§ Instructions for the task
Give the number of lines holding the string "that", and nothing else.

Extracted records
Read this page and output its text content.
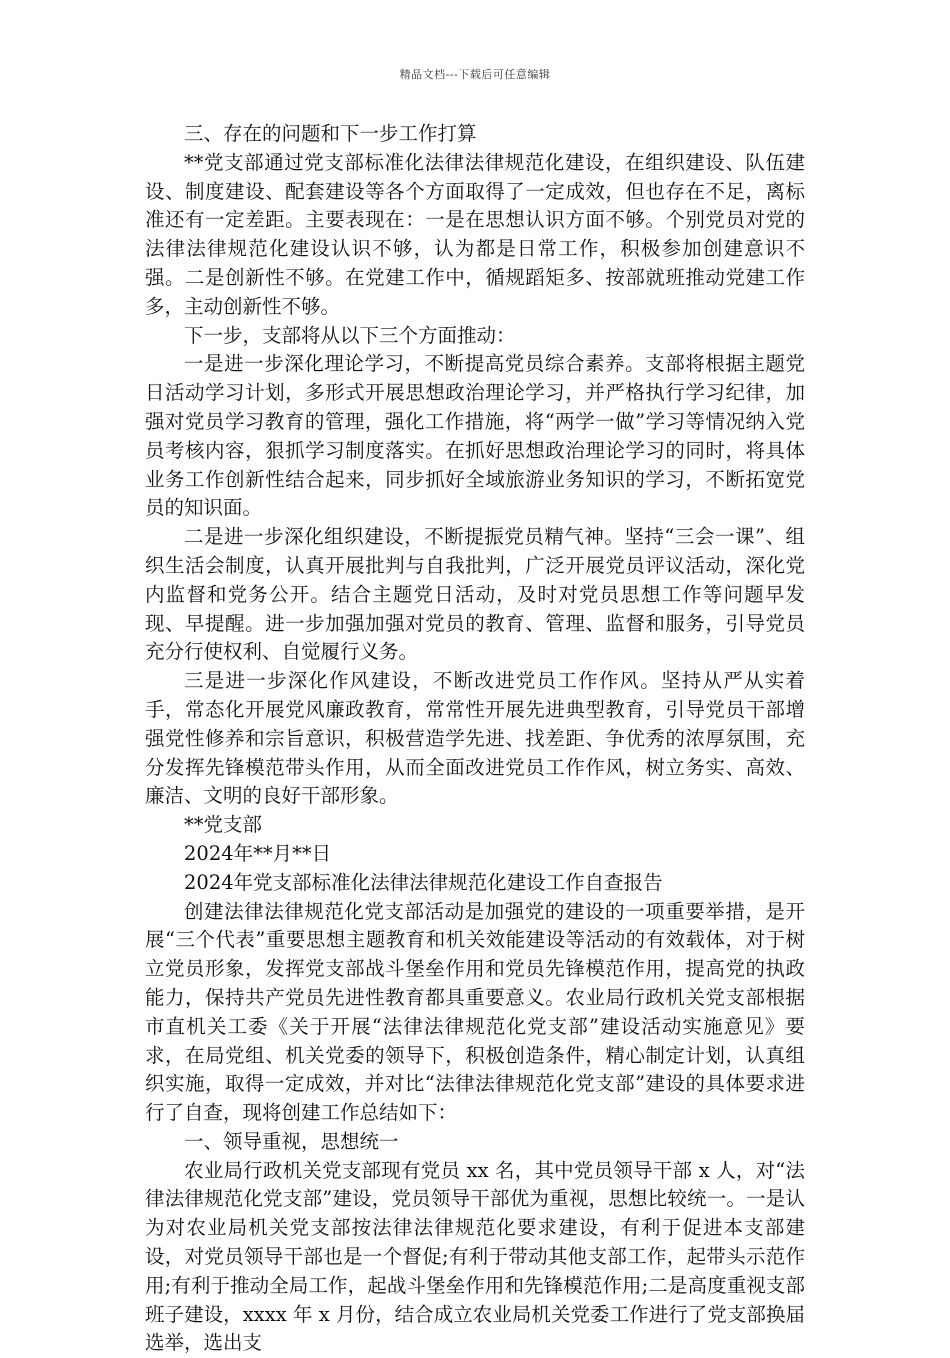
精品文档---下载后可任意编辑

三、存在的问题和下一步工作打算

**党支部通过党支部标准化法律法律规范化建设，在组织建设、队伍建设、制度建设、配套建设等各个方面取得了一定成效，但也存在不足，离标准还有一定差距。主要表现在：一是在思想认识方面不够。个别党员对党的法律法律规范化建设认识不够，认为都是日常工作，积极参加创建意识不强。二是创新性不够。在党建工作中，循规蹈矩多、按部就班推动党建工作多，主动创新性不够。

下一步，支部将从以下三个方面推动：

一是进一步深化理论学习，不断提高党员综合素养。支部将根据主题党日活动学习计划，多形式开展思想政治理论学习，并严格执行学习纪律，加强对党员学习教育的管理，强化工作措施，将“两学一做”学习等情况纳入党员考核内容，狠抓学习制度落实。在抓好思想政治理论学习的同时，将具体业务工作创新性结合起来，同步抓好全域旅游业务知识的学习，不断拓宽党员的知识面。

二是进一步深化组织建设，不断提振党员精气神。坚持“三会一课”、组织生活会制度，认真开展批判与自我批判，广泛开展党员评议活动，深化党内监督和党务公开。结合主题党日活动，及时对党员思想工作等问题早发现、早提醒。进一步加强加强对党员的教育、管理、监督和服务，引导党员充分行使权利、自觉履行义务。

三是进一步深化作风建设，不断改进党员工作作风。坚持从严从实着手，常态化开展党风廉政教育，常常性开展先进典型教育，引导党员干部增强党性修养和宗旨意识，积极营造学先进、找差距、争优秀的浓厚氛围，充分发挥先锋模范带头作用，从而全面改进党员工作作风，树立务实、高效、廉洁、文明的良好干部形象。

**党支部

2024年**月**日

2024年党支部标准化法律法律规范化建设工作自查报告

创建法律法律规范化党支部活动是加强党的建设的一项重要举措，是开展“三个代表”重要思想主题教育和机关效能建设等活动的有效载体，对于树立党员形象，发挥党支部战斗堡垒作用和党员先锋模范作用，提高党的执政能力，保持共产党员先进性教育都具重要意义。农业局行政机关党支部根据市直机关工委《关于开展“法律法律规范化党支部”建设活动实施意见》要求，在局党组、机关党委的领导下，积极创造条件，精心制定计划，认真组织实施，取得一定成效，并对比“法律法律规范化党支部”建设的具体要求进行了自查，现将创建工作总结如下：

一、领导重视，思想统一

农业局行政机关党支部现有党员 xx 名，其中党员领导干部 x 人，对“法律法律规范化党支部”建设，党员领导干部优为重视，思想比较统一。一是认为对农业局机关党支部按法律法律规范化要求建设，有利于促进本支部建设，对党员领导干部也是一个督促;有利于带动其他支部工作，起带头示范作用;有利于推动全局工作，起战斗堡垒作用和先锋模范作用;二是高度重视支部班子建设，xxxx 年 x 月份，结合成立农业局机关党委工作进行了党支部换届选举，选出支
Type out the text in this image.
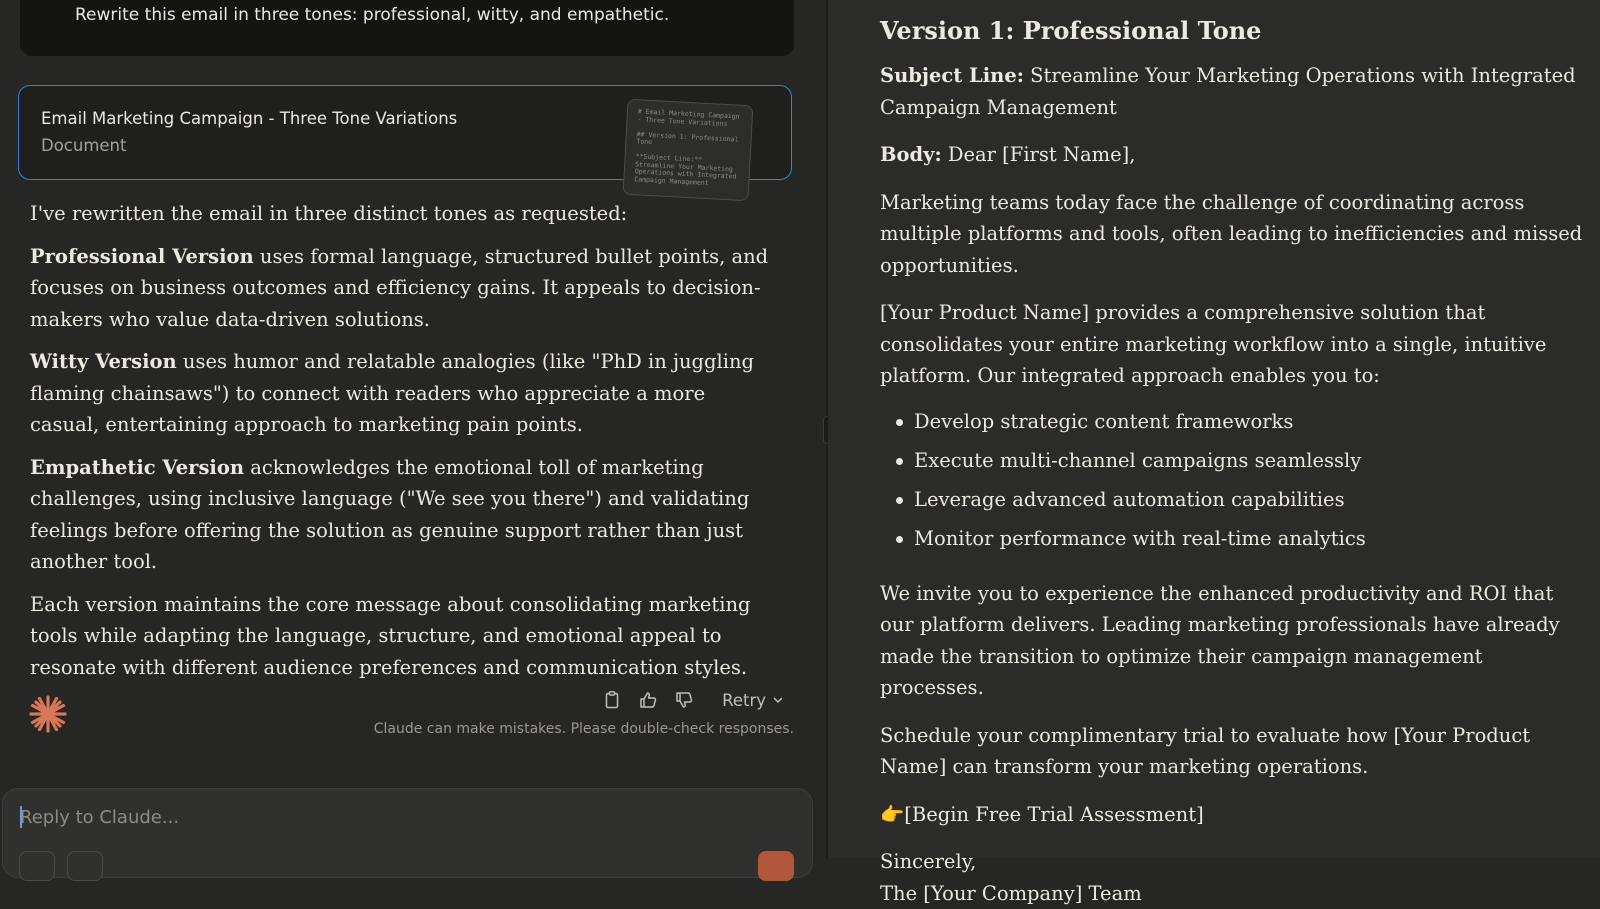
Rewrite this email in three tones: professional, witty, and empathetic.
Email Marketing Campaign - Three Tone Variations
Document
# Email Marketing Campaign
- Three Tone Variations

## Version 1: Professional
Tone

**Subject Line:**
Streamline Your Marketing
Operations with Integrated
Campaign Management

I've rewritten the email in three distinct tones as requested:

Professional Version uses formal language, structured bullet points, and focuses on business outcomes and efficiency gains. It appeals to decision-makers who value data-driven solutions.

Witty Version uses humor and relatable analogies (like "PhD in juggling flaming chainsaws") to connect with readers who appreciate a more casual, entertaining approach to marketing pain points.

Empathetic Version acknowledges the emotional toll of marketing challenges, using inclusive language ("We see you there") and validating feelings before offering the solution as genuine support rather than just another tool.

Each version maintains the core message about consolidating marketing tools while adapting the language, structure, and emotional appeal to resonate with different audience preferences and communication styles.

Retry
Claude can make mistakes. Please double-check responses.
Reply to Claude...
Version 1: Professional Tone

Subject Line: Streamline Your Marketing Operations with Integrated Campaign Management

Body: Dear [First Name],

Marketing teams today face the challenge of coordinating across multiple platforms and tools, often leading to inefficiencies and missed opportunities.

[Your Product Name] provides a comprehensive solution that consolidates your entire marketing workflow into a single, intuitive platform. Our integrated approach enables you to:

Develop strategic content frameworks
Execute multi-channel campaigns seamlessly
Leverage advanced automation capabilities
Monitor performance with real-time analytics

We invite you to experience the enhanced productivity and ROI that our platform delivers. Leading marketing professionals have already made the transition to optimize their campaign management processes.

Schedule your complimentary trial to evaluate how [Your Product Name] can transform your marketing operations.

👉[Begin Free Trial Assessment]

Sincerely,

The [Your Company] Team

§ Result of the task
2